** PROMPT **
Go through the material below and report how many lines contain "люминесцентные". Give only the number.

(Records from a collection)
# # # #

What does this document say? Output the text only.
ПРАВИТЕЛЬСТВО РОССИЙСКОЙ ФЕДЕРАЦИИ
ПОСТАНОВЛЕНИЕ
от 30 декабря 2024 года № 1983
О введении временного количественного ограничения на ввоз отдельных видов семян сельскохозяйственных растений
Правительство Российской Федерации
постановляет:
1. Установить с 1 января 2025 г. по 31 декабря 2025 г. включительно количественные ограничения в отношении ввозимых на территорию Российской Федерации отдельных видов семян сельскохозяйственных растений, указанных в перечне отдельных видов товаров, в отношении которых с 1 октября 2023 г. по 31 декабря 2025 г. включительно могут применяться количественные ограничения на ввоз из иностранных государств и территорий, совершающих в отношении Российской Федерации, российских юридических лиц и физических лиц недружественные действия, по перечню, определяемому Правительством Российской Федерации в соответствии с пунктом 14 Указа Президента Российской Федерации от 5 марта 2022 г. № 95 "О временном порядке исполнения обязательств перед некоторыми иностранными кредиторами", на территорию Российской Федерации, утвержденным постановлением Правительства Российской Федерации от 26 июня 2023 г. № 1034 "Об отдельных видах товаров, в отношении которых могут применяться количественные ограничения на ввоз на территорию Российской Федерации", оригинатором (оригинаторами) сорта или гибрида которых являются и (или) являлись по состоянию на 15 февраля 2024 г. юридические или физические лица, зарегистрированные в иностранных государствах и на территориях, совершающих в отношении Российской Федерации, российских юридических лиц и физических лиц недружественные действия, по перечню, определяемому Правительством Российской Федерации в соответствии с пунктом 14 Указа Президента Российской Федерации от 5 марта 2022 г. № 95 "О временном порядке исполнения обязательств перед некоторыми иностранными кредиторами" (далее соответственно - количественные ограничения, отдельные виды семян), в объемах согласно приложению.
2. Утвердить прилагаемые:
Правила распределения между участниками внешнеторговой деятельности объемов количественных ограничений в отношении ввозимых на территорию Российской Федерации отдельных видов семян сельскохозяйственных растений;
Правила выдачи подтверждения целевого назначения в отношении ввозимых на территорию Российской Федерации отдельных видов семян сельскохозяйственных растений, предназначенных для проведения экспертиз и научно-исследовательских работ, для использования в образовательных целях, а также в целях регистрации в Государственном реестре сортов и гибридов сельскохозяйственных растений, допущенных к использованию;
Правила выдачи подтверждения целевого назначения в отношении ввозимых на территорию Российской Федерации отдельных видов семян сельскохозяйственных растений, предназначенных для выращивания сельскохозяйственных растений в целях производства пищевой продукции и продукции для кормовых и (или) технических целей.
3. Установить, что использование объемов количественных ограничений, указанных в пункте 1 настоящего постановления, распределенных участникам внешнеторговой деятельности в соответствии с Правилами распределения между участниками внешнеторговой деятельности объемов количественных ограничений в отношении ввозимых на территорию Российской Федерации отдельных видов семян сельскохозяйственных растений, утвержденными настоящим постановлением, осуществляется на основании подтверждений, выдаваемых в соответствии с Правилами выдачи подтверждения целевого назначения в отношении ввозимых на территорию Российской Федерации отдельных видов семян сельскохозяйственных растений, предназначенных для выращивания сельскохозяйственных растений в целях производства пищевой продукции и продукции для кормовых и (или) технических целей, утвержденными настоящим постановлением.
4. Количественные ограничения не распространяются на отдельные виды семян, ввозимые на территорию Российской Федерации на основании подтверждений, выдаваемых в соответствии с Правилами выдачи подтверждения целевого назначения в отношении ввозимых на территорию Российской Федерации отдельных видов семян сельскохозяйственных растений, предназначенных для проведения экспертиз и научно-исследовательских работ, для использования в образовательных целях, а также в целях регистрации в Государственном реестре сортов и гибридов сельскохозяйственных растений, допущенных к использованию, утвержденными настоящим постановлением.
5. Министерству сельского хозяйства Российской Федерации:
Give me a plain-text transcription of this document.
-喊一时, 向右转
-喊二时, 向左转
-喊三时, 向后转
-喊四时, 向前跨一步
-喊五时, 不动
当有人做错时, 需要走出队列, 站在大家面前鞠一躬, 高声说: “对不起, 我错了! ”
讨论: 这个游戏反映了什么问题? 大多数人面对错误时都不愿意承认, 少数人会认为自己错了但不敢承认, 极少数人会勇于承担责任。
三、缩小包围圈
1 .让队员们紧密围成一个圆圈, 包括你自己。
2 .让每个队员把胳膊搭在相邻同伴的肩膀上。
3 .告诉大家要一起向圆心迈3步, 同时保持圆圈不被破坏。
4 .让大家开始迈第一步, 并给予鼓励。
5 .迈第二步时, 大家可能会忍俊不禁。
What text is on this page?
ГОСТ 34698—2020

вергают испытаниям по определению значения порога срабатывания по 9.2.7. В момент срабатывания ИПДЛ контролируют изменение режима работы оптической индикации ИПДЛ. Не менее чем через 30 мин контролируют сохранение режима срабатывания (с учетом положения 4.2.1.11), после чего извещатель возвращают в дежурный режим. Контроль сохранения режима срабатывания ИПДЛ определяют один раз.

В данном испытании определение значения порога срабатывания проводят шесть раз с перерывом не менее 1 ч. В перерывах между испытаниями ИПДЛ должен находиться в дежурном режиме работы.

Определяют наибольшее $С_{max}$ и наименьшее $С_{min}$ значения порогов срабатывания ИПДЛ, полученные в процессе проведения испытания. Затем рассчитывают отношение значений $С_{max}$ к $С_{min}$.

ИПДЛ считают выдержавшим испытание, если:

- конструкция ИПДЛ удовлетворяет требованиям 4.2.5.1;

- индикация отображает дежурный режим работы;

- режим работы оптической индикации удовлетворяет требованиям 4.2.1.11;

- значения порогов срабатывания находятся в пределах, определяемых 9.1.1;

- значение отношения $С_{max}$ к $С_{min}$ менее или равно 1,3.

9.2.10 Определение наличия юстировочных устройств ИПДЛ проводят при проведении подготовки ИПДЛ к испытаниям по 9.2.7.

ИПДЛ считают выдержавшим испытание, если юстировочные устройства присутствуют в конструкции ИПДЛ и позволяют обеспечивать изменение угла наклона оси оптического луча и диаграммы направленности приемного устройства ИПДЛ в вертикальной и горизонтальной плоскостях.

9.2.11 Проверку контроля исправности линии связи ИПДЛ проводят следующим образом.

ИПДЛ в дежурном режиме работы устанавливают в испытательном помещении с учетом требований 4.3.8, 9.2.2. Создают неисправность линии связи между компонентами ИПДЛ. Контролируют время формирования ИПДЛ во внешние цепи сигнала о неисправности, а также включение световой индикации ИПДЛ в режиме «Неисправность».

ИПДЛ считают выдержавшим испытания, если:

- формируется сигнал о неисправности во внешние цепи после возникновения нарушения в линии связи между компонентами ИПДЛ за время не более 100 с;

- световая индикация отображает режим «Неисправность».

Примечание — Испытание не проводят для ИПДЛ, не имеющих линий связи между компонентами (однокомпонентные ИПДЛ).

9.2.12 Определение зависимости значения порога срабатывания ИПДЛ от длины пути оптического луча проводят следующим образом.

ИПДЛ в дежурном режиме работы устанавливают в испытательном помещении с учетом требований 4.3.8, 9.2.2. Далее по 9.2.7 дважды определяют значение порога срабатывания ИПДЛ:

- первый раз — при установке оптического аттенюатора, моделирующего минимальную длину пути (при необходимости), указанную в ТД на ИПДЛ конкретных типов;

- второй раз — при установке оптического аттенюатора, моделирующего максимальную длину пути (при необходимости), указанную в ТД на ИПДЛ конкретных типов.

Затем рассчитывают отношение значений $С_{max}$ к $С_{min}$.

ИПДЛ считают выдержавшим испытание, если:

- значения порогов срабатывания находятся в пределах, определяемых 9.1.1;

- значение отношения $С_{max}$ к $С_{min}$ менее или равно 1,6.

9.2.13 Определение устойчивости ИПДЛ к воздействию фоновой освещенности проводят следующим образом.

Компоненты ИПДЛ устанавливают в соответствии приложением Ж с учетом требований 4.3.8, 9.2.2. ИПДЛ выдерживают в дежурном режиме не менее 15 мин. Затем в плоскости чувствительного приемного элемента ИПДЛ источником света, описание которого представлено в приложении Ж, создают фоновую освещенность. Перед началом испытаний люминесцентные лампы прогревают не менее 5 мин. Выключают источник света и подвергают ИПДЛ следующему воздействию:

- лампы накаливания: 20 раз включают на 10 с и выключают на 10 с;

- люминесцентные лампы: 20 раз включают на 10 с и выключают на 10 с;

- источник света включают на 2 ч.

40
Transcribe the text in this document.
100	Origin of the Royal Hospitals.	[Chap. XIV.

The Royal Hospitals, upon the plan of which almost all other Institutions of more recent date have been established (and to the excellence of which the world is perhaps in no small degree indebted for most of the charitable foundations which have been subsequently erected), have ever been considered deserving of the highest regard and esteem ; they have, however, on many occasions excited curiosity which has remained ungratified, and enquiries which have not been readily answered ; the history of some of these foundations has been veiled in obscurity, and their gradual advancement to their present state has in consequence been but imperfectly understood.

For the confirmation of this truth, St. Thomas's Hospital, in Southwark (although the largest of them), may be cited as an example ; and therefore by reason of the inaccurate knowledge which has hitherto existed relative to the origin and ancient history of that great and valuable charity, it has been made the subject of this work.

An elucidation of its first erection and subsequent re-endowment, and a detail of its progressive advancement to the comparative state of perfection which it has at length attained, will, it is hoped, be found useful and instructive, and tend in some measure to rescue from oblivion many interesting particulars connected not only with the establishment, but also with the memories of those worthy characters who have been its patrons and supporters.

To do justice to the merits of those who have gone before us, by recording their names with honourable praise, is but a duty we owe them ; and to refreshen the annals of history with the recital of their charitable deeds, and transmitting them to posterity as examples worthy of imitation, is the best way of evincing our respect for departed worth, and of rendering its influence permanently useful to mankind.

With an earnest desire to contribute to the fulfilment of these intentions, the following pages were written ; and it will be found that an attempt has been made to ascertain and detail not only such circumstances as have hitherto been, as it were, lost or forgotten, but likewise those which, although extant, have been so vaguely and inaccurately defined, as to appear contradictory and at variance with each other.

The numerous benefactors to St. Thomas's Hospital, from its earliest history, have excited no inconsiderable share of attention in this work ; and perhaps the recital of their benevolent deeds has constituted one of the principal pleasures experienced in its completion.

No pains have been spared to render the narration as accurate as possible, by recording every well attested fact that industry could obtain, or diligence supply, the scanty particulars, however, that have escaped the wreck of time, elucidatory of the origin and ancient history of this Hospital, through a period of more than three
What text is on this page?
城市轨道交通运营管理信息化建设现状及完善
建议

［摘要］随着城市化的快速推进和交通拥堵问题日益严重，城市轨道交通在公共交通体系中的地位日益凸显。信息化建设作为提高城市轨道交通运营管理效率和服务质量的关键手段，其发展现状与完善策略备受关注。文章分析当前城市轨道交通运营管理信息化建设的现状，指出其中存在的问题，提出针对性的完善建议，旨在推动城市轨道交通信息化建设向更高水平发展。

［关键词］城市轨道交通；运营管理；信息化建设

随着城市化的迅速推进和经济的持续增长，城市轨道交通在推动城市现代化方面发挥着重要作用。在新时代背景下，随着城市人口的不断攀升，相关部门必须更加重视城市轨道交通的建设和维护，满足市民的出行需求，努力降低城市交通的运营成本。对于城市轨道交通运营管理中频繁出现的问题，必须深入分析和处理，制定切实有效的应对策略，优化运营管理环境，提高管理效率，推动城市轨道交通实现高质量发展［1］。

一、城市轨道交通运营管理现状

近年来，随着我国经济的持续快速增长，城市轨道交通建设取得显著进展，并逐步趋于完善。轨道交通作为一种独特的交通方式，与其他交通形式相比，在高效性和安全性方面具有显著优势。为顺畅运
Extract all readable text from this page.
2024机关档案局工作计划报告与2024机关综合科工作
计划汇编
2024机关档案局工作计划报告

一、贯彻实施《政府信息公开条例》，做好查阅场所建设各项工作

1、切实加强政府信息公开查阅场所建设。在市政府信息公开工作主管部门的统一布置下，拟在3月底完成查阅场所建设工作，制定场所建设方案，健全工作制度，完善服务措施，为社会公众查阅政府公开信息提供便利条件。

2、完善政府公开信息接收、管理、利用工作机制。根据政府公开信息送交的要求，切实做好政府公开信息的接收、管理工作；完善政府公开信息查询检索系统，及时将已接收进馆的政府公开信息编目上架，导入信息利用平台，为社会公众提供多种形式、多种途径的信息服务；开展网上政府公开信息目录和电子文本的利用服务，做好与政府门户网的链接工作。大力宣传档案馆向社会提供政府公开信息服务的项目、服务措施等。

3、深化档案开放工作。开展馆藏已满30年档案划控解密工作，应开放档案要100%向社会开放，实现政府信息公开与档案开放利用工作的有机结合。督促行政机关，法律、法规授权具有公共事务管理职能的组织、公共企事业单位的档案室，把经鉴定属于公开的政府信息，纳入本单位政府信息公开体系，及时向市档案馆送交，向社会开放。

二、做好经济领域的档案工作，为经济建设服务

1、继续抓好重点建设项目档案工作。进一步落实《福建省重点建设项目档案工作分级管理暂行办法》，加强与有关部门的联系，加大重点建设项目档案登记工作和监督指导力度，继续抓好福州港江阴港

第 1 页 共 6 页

# # # #

** CORRECT ANSWER **
2